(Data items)

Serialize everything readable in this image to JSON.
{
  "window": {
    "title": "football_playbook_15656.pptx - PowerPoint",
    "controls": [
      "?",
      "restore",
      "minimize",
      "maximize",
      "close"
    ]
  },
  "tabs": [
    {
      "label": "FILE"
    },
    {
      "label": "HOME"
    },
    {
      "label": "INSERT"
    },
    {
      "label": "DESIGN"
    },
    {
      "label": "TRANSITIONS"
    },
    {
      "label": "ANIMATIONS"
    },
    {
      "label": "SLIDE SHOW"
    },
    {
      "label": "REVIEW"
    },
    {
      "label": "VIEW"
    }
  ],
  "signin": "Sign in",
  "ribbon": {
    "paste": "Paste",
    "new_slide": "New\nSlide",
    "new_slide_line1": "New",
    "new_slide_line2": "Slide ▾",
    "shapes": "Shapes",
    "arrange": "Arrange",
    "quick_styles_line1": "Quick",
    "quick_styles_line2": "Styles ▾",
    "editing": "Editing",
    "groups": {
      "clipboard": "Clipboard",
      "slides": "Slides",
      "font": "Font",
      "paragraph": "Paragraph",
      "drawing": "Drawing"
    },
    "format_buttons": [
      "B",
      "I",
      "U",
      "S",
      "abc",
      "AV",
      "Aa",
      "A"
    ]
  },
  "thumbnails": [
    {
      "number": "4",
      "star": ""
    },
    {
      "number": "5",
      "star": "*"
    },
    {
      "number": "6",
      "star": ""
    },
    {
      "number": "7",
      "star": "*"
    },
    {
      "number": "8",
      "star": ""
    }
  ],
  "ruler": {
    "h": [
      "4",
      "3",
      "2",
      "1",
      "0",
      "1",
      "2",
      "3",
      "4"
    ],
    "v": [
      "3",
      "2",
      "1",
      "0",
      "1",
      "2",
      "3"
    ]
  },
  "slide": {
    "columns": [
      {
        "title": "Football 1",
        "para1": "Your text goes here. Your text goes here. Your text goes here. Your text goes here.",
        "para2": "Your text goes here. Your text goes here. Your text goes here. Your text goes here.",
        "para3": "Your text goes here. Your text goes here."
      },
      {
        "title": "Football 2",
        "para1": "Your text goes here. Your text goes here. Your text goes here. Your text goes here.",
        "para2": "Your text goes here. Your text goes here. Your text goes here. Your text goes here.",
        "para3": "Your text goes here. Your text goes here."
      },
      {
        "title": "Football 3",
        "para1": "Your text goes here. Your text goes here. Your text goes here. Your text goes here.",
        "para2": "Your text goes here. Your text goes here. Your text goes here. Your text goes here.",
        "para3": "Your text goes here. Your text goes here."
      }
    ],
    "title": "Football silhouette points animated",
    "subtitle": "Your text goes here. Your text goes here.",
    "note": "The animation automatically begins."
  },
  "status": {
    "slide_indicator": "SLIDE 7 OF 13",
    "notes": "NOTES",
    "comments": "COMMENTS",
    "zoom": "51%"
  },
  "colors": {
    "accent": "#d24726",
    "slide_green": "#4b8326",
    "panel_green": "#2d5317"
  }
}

▸ Given task
Restate every entry word for word.

▸ Solution for this problem
Serialize everything readable in this image to JSON.
{
  "window": {
    "title": "football_playbook_15656.pptx - PowerPoint",
    "controls": [
      "?",
      "restore",
      "minimize",
      "maximize",
      "close"
    ]
  },
  "tabs": [
    {
      "label": "FILE"
    },
    {
      "label": "HOME"
    },
    {
      "label": "INSERT"
    },
    {
      "label": "DESIGN"
    },
    {
      "label": "TRANSITIONS"
    },
    {
      "label": "ANIMATIONS"
    },
    {
      "label": "SLIDE SHOW"
    },
    {
      "label": "REVIEW"
    },
    {
      "label": "VIEW"
    }
  ],
  "signin": "Sign in",
  "ribbon": {
    "paste": "Paste",
    "new_slide": "New\nSlide",
    "new_slide_line1": "New",
    "new_slide_line2": "Slide ▾",
    "shapes": "Shapes",
    "arrange": "Arrange",
    "quick_styles_line1": "Quick",
    "quick_styles_line2": "Styles ▾",
    "editing": "Editing",
    "groups": {
      "clipboard": "Clipboard",
      "slides": "Slides",
      "font": "Font",
      "paragraph": "Paragraph",
      "drawing": "Drawing"
    },
    "format_buttons": [
      "B",
      "I",
      "U",
      "S",
      "abc",
      "AV",
      "Aa",
      "A"
    ]
  },
  "thumbnails": [
    {
      "number": "4",
      "star": ""
    },
    {
      "number": "5",
      "star": "*"
    },
    {
      "number": "6",
      "star": ""
    },
    {
      "number": "7",
      "star": "*"
    },
    {
      "number": "8",
      "star": ""
    }
  ],
  "ruler": {
    "h": [
      "4",
      "3",
      "2",
      "1",
      "0",
      "1",
      "2",
      "3",
      "4"
    ],
    "v": [
      "3",
      "2",
      "1",
      "0",
      "1",
      "2",
      "3"
    ]
  },
  "slide": {
    "columns": [
      {
        "title": "Football 1",
        "para1": "Your text goes here. Your text goes here. Your text goes here. Your text goes here.",
        "para2": "Your text goes here. Your text goes here. Your text goes here. Your text goes here.",
        "para3": "Your text goes here. Your text goes here."
      },
      {
        "title": "Football 2",
        "para1": "Your text goes here. Your text goes here. Your text goes here. Your text goes here.",
        "para2": "Your text goes here. Your text goes here. Your text goes here. Your text goes here.",
        "para3": "Your text goes here. Your text goes here."
      },
      {
        "title": "Football 3",
        "para1": "Your text goes here. Your text goes here. Your text goes here. Your text goes here.",
        "para2": "Your text goes here. Your text goes here. Your text goes here. Your text goes here.",
        "para3": "Your text goes here. Your text goes here."
      }
    ],
    "title": "Football silhouette points animated",
    "subtitle": "Your text goes here. Your text goes here.",
    "note": "The animation automatically begins."
  },
  "status": {
    "slide_indicator": "SLIDE 7 OF 13",
    "notes": "NOTES",
    "comments": "COMMENTS",
    "zoom": "51%"
  },
  "colors": {
    "accent": "#d24726",
    "slide_green": "#4b8326",
    "panel_green": "#2d5317"
  }
}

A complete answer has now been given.